■ **WORK TO DO**: Search the material and gather each line with "handle" in it.

* START *

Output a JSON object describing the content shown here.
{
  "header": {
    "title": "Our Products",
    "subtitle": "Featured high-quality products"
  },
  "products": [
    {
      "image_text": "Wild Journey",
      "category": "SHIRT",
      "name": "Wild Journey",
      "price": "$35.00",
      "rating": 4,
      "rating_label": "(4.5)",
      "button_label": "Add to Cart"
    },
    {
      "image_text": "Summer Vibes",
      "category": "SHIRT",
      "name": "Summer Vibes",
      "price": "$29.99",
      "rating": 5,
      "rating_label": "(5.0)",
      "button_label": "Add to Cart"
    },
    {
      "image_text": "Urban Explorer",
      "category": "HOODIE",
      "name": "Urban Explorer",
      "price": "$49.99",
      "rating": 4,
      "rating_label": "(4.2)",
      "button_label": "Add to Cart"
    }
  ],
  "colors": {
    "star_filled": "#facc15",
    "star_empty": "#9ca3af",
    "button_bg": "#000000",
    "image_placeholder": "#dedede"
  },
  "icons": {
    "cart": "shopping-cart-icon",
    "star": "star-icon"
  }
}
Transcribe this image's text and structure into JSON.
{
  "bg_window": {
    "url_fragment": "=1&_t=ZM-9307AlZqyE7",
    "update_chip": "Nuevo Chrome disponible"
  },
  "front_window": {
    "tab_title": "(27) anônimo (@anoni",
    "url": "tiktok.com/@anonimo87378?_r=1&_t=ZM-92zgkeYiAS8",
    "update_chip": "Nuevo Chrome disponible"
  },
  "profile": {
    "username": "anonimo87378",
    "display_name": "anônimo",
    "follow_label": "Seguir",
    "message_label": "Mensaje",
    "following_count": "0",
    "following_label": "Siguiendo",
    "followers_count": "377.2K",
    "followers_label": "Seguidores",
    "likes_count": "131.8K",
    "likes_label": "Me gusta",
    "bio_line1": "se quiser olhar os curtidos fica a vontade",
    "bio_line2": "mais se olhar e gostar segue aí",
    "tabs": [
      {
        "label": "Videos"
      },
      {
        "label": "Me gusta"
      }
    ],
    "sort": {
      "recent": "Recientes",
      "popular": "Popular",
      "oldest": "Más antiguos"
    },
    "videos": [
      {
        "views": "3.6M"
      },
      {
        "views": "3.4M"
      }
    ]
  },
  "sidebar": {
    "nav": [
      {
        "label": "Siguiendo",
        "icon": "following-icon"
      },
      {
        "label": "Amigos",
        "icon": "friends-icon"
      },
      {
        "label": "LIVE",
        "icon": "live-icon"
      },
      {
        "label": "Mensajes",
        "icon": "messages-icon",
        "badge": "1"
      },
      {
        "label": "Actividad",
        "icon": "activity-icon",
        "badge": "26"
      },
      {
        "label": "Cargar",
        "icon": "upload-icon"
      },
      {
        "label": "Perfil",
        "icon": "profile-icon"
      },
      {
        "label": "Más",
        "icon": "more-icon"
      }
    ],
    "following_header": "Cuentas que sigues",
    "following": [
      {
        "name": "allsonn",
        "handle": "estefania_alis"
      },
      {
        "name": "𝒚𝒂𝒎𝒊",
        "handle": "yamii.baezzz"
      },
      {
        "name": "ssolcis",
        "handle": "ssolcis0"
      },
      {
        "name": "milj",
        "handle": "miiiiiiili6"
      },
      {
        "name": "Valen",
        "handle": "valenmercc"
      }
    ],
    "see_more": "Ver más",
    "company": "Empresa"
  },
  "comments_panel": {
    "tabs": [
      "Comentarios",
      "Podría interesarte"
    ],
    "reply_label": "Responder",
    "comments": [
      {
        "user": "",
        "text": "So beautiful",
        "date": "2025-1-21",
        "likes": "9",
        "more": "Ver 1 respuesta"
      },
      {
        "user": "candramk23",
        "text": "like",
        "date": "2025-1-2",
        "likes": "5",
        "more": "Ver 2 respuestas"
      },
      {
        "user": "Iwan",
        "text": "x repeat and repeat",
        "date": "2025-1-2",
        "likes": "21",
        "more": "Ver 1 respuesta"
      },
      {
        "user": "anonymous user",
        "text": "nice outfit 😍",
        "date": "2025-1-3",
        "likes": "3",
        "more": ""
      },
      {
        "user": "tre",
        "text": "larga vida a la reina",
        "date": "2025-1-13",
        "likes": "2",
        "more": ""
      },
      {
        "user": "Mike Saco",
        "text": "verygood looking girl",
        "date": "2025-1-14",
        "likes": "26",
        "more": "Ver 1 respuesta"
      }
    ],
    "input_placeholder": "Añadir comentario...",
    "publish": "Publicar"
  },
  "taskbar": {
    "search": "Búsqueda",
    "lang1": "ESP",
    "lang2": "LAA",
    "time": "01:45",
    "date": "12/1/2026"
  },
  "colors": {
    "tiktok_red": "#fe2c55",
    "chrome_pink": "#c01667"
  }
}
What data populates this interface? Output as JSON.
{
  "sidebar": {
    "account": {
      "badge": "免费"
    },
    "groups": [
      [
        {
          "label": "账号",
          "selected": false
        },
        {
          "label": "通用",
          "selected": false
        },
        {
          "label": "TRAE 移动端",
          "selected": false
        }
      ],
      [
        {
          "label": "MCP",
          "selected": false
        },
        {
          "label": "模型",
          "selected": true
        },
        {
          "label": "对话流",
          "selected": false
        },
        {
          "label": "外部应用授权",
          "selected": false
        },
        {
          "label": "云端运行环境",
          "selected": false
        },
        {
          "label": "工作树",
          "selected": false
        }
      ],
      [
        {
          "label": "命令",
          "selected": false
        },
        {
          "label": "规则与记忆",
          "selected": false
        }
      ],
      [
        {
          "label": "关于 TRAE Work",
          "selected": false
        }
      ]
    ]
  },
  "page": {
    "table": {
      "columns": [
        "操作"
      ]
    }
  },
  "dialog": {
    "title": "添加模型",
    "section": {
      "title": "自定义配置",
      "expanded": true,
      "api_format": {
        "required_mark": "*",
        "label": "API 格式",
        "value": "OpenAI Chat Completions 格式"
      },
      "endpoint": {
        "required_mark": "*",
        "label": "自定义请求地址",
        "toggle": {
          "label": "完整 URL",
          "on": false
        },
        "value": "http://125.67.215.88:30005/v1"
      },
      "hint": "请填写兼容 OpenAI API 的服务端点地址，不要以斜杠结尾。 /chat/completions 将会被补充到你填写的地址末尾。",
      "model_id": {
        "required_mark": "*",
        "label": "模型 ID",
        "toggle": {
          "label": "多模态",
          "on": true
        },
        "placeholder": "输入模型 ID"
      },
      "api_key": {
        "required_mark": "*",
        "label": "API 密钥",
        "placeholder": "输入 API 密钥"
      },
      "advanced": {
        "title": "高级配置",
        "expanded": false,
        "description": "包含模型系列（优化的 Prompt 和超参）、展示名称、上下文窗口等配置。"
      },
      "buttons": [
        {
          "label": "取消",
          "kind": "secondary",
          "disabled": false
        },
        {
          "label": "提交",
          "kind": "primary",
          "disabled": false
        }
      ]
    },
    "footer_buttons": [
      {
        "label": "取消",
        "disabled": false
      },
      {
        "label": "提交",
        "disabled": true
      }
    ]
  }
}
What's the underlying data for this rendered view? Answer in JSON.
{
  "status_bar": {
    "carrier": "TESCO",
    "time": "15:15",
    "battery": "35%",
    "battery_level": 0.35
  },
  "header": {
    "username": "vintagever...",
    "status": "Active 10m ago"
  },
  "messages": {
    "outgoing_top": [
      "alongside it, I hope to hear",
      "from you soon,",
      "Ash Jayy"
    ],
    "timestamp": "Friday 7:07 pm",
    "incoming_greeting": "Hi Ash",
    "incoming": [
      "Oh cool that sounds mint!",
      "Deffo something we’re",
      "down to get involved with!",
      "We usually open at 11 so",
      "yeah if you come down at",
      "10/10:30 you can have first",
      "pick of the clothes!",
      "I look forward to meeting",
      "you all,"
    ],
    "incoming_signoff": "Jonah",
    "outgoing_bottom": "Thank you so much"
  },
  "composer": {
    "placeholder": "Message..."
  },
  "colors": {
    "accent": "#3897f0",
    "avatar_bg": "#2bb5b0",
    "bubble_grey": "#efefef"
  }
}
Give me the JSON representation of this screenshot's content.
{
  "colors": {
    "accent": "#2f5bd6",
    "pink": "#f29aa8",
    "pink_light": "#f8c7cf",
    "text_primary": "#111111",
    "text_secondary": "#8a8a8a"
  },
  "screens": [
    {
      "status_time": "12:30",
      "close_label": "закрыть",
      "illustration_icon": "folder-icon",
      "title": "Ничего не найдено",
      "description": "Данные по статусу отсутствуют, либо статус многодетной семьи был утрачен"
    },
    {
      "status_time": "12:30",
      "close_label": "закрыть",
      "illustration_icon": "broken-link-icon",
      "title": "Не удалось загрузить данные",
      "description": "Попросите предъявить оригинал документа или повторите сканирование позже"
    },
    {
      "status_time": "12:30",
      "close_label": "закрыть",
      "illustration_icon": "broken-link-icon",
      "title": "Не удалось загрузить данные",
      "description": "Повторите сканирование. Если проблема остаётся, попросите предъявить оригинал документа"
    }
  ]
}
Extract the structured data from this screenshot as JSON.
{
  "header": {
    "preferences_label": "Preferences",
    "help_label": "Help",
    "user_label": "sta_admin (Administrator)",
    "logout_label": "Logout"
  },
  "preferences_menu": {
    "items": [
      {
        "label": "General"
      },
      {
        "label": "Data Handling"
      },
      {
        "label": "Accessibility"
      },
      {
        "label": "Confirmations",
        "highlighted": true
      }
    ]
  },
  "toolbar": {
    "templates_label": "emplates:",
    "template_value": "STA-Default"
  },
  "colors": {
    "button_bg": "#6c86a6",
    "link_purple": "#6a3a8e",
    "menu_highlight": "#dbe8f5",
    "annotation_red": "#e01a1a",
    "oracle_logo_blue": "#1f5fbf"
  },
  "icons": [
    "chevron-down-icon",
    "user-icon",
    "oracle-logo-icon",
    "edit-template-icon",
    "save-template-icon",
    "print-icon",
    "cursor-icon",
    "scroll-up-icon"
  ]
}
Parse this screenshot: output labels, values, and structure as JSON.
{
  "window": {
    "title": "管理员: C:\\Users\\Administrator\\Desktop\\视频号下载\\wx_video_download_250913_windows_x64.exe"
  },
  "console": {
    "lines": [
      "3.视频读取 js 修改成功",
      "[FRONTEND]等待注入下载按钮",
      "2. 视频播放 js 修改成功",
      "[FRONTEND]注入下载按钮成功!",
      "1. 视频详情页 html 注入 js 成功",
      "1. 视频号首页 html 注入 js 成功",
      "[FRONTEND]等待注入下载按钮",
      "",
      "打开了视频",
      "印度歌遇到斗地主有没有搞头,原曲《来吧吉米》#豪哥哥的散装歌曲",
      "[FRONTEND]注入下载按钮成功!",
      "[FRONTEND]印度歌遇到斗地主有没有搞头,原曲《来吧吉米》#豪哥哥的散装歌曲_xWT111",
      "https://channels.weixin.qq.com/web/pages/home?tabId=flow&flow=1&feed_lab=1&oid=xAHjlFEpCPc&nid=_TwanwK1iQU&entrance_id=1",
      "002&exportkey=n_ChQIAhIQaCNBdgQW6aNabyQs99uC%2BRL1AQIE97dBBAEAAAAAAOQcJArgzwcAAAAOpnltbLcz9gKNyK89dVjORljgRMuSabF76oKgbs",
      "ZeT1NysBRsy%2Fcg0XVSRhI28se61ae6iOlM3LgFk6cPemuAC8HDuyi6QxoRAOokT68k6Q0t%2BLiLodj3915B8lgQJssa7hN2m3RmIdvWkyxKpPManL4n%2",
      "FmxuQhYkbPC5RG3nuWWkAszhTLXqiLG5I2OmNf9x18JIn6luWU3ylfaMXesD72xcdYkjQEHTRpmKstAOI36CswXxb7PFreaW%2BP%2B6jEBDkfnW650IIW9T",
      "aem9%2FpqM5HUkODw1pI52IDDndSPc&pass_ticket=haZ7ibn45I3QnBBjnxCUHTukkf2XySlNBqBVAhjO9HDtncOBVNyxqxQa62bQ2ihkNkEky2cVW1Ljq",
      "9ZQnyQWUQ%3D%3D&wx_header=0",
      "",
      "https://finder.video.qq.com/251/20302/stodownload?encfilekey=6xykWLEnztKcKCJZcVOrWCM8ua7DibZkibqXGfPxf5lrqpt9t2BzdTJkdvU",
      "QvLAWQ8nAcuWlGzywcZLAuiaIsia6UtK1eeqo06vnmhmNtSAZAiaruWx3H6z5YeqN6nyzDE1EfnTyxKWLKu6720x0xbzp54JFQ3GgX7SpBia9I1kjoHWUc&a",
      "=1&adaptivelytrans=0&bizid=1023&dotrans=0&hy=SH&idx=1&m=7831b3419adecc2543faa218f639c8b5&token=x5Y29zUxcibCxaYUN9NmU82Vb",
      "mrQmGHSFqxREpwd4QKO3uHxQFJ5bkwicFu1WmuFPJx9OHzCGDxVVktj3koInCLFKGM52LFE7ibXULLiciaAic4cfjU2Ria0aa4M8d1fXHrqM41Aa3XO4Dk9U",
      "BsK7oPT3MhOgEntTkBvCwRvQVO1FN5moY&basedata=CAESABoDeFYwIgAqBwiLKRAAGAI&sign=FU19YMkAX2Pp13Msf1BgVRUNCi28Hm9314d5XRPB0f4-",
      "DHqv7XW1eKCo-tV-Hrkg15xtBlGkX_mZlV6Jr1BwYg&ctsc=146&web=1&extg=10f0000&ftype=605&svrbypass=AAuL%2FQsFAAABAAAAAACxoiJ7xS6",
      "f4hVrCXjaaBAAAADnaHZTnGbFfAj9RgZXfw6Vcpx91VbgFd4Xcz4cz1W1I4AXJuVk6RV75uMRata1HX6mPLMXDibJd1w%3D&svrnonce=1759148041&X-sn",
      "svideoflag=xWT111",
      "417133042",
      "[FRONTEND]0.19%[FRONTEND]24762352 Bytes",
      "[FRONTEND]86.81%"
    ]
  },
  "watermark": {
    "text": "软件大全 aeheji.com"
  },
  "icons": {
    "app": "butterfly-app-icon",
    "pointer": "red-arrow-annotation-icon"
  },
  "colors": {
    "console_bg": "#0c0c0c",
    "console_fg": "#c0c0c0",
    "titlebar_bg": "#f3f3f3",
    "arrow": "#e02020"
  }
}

* END *

■ **EXERCISE RESPONSE**:
        "handle": "estefania_alis"
        "handle": "yamii.baezzz"
        "handle": "ssolcis0"
        "handle": "miiiiiiili6"
        "handle": "valenmercc"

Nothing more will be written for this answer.